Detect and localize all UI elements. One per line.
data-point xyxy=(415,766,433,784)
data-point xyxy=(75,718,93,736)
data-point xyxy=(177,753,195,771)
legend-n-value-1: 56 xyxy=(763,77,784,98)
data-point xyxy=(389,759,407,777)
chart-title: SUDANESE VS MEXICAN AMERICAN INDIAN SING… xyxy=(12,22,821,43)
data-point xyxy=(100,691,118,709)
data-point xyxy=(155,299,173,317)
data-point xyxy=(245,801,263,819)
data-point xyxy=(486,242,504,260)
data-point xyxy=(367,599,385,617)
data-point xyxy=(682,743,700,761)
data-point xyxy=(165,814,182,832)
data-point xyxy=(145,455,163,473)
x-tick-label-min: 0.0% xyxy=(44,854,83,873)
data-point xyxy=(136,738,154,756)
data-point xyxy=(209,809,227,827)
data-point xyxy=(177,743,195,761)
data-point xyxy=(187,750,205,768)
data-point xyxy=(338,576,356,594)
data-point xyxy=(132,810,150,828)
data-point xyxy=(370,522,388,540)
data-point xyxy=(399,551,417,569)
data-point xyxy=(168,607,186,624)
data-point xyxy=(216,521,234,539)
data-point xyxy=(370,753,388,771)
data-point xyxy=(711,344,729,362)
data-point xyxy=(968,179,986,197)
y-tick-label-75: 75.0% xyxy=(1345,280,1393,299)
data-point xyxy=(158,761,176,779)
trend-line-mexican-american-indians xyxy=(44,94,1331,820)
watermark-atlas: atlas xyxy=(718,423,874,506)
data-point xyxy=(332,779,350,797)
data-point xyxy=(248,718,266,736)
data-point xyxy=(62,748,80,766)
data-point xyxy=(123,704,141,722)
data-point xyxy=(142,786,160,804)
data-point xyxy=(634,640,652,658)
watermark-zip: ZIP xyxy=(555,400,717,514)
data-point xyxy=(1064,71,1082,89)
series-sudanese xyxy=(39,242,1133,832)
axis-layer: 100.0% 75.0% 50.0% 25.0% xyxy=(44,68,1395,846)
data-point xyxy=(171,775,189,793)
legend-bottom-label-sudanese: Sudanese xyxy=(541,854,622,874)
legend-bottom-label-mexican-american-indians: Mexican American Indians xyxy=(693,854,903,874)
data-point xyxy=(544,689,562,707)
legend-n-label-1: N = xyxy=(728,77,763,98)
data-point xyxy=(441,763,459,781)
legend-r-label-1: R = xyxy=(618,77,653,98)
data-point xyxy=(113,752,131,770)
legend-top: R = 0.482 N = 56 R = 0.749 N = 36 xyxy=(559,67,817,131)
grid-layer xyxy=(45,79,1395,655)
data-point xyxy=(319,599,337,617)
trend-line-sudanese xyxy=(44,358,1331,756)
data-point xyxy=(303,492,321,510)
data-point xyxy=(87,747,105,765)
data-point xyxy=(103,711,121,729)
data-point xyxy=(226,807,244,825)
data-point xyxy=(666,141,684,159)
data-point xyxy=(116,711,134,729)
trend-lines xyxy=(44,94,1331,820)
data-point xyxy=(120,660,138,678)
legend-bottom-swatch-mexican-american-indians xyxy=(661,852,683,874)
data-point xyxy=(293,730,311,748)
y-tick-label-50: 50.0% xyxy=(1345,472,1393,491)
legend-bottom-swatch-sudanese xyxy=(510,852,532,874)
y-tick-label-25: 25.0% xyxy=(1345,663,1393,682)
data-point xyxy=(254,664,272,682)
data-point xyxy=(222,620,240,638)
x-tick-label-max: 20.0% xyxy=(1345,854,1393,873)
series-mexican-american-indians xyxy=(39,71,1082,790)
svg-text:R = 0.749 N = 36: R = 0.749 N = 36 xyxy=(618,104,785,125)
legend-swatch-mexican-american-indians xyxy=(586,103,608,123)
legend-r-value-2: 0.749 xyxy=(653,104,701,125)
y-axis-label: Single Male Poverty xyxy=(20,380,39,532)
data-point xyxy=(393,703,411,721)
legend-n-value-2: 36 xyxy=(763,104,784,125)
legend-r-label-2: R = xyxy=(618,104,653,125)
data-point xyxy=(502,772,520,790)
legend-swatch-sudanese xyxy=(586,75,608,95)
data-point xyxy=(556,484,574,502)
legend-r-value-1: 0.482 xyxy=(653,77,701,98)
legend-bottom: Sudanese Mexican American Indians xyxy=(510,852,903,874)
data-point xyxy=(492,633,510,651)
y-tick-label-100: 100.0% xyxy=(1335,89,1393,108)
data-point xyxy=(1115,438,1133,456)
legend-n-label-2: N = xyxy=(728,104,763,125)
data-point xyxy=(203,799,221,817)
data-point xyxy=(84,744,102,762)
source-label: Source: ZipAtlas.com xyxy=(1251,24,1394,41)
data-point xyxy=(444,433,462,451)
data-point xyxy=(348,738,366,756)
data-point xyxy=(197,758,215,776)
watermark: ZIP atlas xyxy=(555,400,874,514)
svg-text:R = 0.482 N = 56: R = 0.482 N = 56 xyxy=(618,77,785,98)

----------

- [Set exercise] Reproduce every line of the records above verbatim, with no changes of any kind.

- [Problem solution]
Detect and localize all UI elements. One per line.
data-point xyxy=(415,766,433,784)
data-point xyxy=(75,718,93,736)
data-point xyxy=(177,753,195,771)
legend-n-value-1: 56 xyxy=(763,77,784,98)
data-point xyxy=(389,759,407,777)
chart-title: SUDANESE VS MEXICAN AMERICAN INDIAN SING… xyxy=(12,22,821,43)
data-point xyxy=(100,691,118,709)
data-point xyxy=(155,299,173,317)
data-point xyxy=(245,801,263,819)
data-point xyxy=(486,242,504,260)
data-point xyxy=(367,599,385,617)
data-point xyxy=(682,743,700,761)
data-point xyxy=(165,814,182,832)
data-point xyxy=(145,455,163,473)
x-tick-label-min: 0.0% xyxy=(44,854,83,873)
data-point xyxy=(136,738,154,756)
data-point xyxy=(209,809,227,827)
data-point xyxy=(177,743,195,761)
data-point xyxy=(187,750,205,768)
data-point xyxy=(338,576,356,594)
data-point xyxy=(132,810,150,828)
data-point xyxy=(370,522,388,540)
data-point xyxy=(399,551,417,569)
data-point xyxy=(168,607,186,624)
data-point xyxy=(216,521,234,539)
data-point xyxy=(370,753,388,771)
data-point xyxy=(711,344,729,362)
data-point xyxy=(968,179,986,197)
y-tick-label-75: 75.0% xyxy=(1345,280,1393,299)
data-point xyxy=(158,761,176,779)
trend-line-mexican-american-indians xyxy=(44,94,1331,820)
watermark-atlas: atlas xyxy=(718,423,874,506)
data-point xyxy=(332,779,350,797)
data-point xyxy=(248,718,266,736)
data-point xyxy=(62,748,80,766)
data-point xyxy=(123,704,141,722)
data-point xyxy=(142,786,160,804)
data-point xyxy=(634,640,652,658)
watermark-zip: ZIP xyxy=(555,400,717,514)
data-point xyxy=(1064,71,1082,89)
series-sudanese xyxy=(39,242,1133,832)
axis-layer: 100.0% 75.0% 50.0% 25.0% xyxy=(44,68,1395,846)
data-point xyxy=(171,775,189,793)
legend-bottom-label-sudanese: Sudanese xyxy=(541,854,622,874)
legend-bottom-label-mexican-american-indians: Mexican American Indians xyxy=(693,854,903,874)
data-point xyxy=(544,689,562,707)
legend-n-label-1: N = xyxy=(728,77,763,98)
data-point xyxy=(441,763,459,781)
legend-r-label-1: R = xyxy=(618,77,653,98)
data-point xyxy=(113,752,131,770)
legend-top: R = 0.482 N = 56 R = 0.749 N = 36 xyxy=(559,67,817,131)
grid-layer xyxy=(45,79,1395,655)
data-point xyxy=(319,599,337,617)
trend-line-sudanese xyxy=(44,358,1331,756)
data-point xyxy=(303,492,321,510)
data-point xyxy=(87,747,105,765)
data-point xyxy=(103,711,121,729)
data-point xyxy=(226,807,244,825)
data-point xyxy=(666,141,684,159)
data-point xyxy=(116,711,134,729)
trend-lines xyxy=(44,94,1331,820)
data-point xyxy=(120,660,138,678)
legend-bottom-swatch-mexican-american-indians xyxy=(661,852,683,874)
data-point xyxy=(293,730,311,748)
y-tick-label-50: 50.0% xyxy=(1345,472,1393,491)
legend-bottom-swatch-sudanese xyxy=(510,852,532,874)
y-tick-label-25: 25.0% xyxy=(1345,663,1393,682)
data-point xyxy=(254,664,272,682)
data-point xyxy=(222,620,240,638)
x-tick-label-max: 20.0% xyxy=(1345,854,1393,873)
series-mexican-american-indians xyxy=(39,71,1082,790)
svg-text:R = 0.749 N = 36: R = 0.749 N = 36 xyxy=(618,104,785,125)
legend-swatch-mexican-american-indians xyxy=(586,103,608,123)
legend-r-value-2: 0.749 xyxy=(653,104,701,125)
y-axis-label: Single Male Poverty xyxy=(20,380,39,532)
data-point xyxy=(393,703,411,721)
legend-n-value-2: 36 xyxy=(763,104,784,125)
legend-r-label-2: R = xyxy=(618,104,653,125)
data-point xyxy=(502,772,520,790)
legend-swatch-sudanese xyxy=(586,75,608,95)
data-point xyxy=(556,484,574,502)
legend-r-value-1: 0.482 xyxy=(653,77,701,98)
legend-bottom: Sudanese Mexican American Indians xyxy=(510,852,903,874)
data-point xyxy=(492,633,510,651)
y-tick-label-100: 100.0% xyxy=(1335,89,1393,108)
data-point xyxy=(1115,438,1133,456)
legend-n-label-2: N = xyxy=(728,104,763,125)
data-point xyxy=(203,799,221,817)
data-point xyxy=(84,744,102,762)
source-label: Source: ZipAtlas.com xyxy=(1251,24,1394,41)
data-point xyxy=(444,433,462,451)
data-point xyxy=(348,738,366,756)
data-point xyxy=(197,758,215,776)
watermark: ZIP atlas xyxy=(555,400,874,514)
svg-text:R = 0.482 N = 56: R = 0.482 N = 56 xyxy=(618,77,785,98)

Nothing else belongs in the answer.